*** Extracted information ***

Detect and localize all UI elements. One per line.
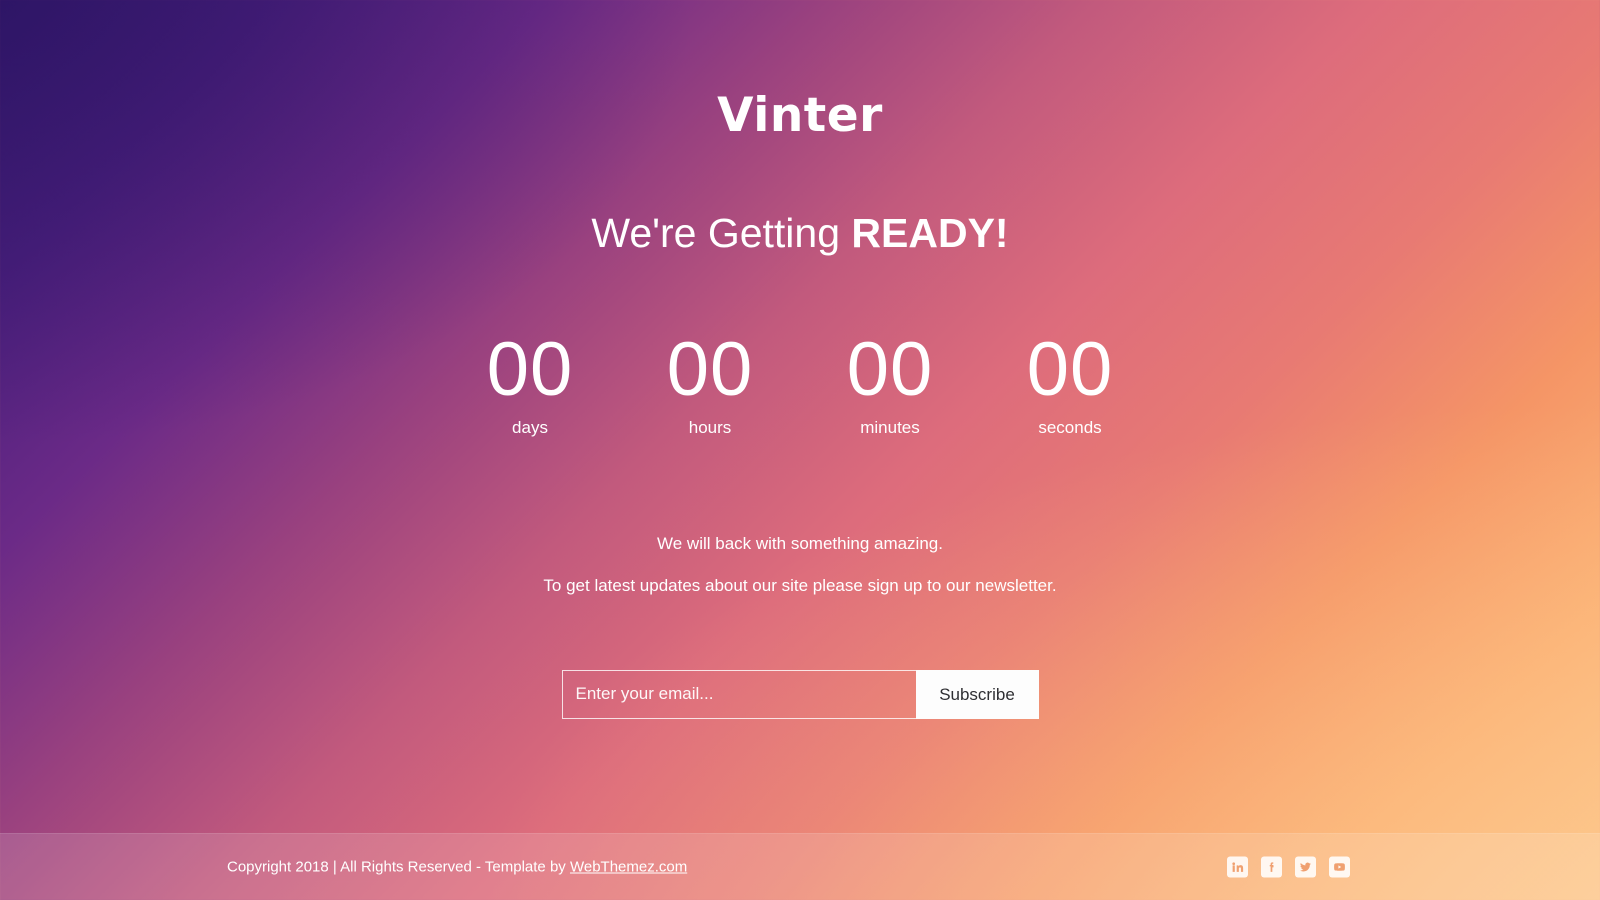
- countdown-value-hours: 00: [666, 327, 754, 413]
- subscribe-button[interactable]: Subscribe: [915, 669, 1039, 719]
- copyright-text: Copyright 2018 | All Rights Reserved - T…: [227, 859, 687, 876]
- social-links: [1227, 856, 1350, 878]
- coming-soon-page: Vinter We're Getting READY! 00 days 00 h…: [0, 0, 1600, 900]
- social-link-linkedin[interactable]: [1227, 856, 1248, 878]
- twitter-icon: [1300, 862, 1311, 872]
- site-logo: Vinter: [717, 88, 883, 143]
- countdown-label-minutes: minutes: [860, 417, 920, 437]
- copy-line-2: To get latest updates about our site ple…: [543, 575, 1057, 595]
- subscribe-section: Subscribe: [0, 669, 1600, 719]
- tagline-strong-text: READY!: [851, 210, 1009, 256]
- copyright-prefix: Copyright 2018 | All Rights Reserved - T…: [227, 858, 570, 876]
- intro-copy: We will back with something amazing. To …: [0, 532, 1600, 598]
- webthemez-link[interactable]: WebThemez.com: [570, 859, 687, 876]
- social-link-twitter[interactable]: [1295, 856, 1316, 878]
- newsletter-form: Subscribe: [561, 669, 1039, 719]
- countdown-unit-hours: 00 hours: [620, 330, 800, 438]
- page-footer: Copyright 2018 | All Rights Reserved - T…: [0, 833, 1600, 900]
- copy-line-1: We will back with something amazing.: [657, 534, 943, 554]
- social-link-youtube[interactable]: [1329, 856, 1350, 878]
- email-input[interactable]: [561, 669, 916, 719]
- countdown-label-hours: hours: [688, 417, 732, 437]
- countdown-value-seconds: 00: [1026, 327, 1114, 413]
- page-title: We're Getting READY!: [0, 210, 1600, 256]
- countdown-value-minutes: 00: [846, 327, 934, 413]
- youtube-icon: [1334, 863, 1345, 871]
- facebook-icon: [1269, 862, 1274, 872]
- countdown-timer: 00 days 00 hours 00 minutes 00 seconds: [0, 330, 1600, 438]
- countdown-unit-seconds: 00 seconds: [980, 330, 1160, 438]
- main-content: Vinter We're Getting READY! 00 days 00 h…: [0, 0, 1600, 833]
- countdown-label-seconds: seconds: [1038, 417, 1102, 437]
- countdown-unit-days: 00 days: [440, 330, 620, 438]
- social-link-facebook[interactable]: [1261, 856, 1282, 878]
- linkedin-icon: [1232, 862, 1244, 872]
- countdown-label-days: days: [512, 417, 548, 437]
- countdown-unit-minutes: 00 minutes: [800, 330, 980, 438]
- countdown-value-days: 00: [486, 327, 574, 413]
- footer-inner: Copyright 2018 | All Rights Reserved - T…: [0, 834, 1600, 900]
- tagline-regular-text: We're Getting: [591, 210, 852, 256]
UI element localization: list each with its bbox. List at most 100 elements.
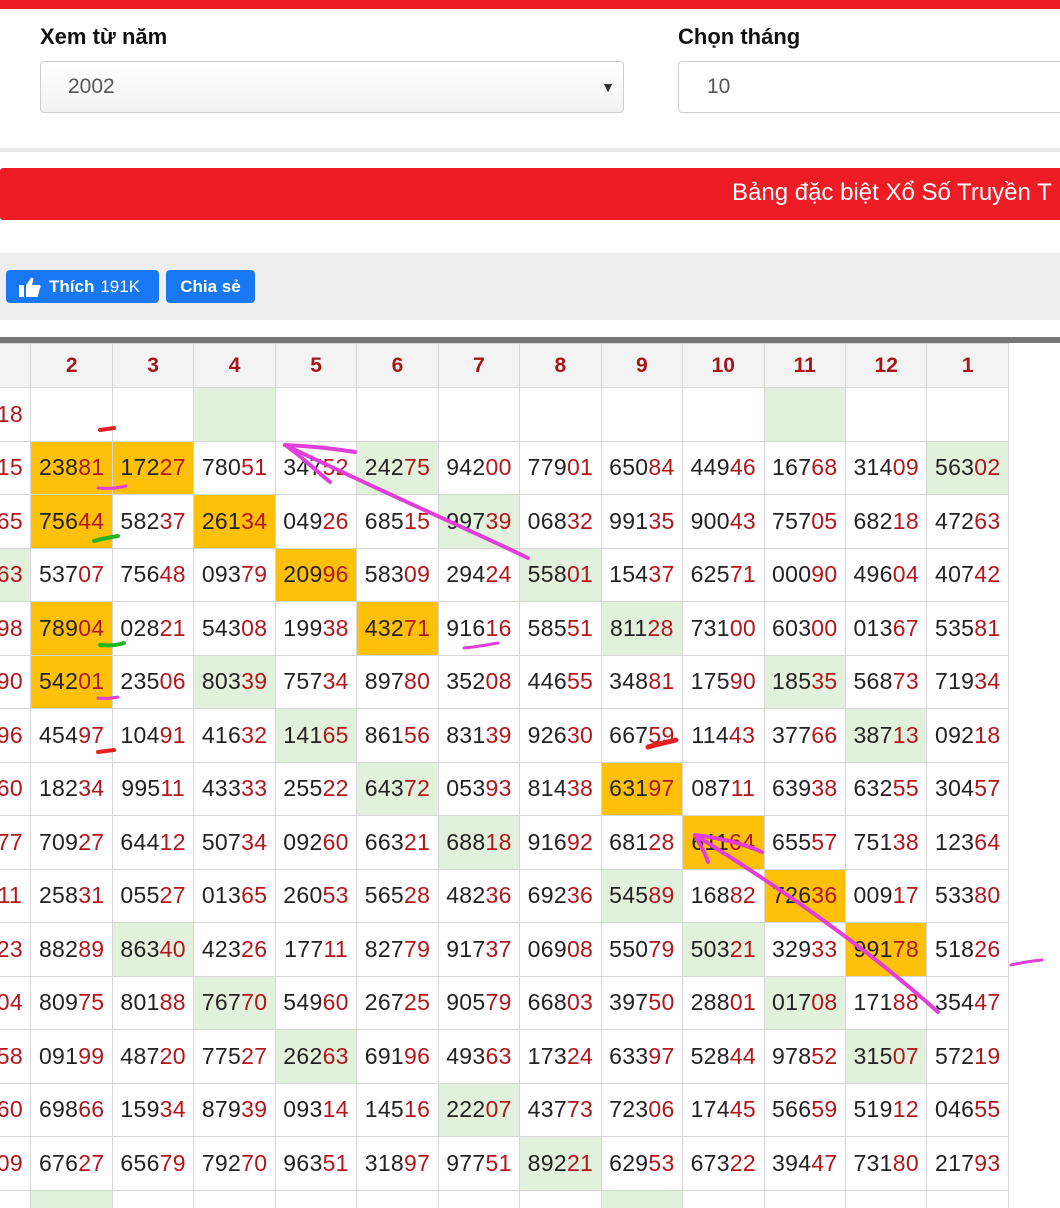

***

● **What is needed**:
Reproduce the material above line for line, without changing anything, and leave out the pictures.

● **Solution to the problem**:
Detect and localize all UI elements. One per line.
- countdown-value-hours: 00: [666, 327, 754, 413]
- subscribe-button[interactable]: Subscribe: [915, 669, 1039, 719]
- copyright-text: Copyright 2018 | All Rights Reserved - T…: [227, 859, 687, 876]
- social-links: [1227, 856, 1350, 878]
- coming-soon-page: Vinter We're Getting READY! 00 days 00 h…: [0, 0, 1600, 900]
- social-link-linkedin[interactable]: [1227, 856, 1248, 878]
- twitter-icon: [1300, 862, 1311, 872]
- site-logo: Vinter: [717, 88, 883, 143]
- countdown-label-minutes: minutes: [860, 417, 920, 437]
- copy-line-2: To get latest updates about our site ple…: [543, 575, 1057, 595]
- subscribe-section: Subscribe: [0, 669, 1600, 719]
- tagline-strong-text: READY!: [851, 210, 1009, 256]
- copyright-prefix: Copyright 2018 | All Rights Reserved - T…: [227, 858, 570, 876]
- intro-copy: We will back with something amazing. To …: [0, 532, 1600, 598]
- webthemez-link[interactable]: WebThemez.com: [570, 859, 687, 876]
- social-link-twitter[interactable]: [1295, 856, 1316, 878]
- newsletter-form: Subscribe: [561, 669, 1039, 719]
- countdown-unit-hours: 00 hours: [620, 330, 800, 438]
- page-footer: Copyright 2018 | All Rights Reserved - T…: [0, 833, 1600, 900]
- copy-line-1: We will back with something amazing.: [657, 534, 943, 554]
- social-link-youtube[interactable]: [1329, 856, 1350, 878]
- email-input[interactable]: [561, 669, 916, 719]
- countdown-label-hours: hours: [688, 417, 732, 437]
- countdown-value-seconds: 00: [1026, 327, 1114, 413]
- page-title: We're Getting READY!: [0, 210, 1600, 256]
- countdown-value-minutes: 00: [846, 327, 934, 413]
- youtube-icon: [1334, 863, 1345, 871]
- facebook-icon: [1269, 862, 1274, 872]
- countdown-timer: 00 days 00 hours 00 minutes 00 seconds: [0, 330, 1600, 438]
- countdown-unit-seconds: 00 seconds: [980, 330, 1160, 438]
- main-content: Vinter We're Getting READY! 00 days 00 h…: [0, 0, 1600, 833]
- countdown-label-seconds: seconds: [1038, 417, 1102, 437]
- countdown-unit-days: 00 days: [440, 330, 620, 438]
- social-link-facebook[interactable]: [1261, 856, 1282, 878]
- linkedin-icon: [1232, 862, 1244, 872]
- countdown-label-days: days: [512, 417, 548, 437]
- countdown-unit-minutes: 00 minutes: [800, 330, 980, 438]
- countdown-value-days: 00: [486, 327, 574, 413]
- footer-inner: Copyright 2018 | All Rights Reserved - T…: [0, 834, 1600, 900]
- tagline-regular-text: We're Getting: [591, 210, 852, 256]
UI element localization: list each with its bbox. List at most 100 elements.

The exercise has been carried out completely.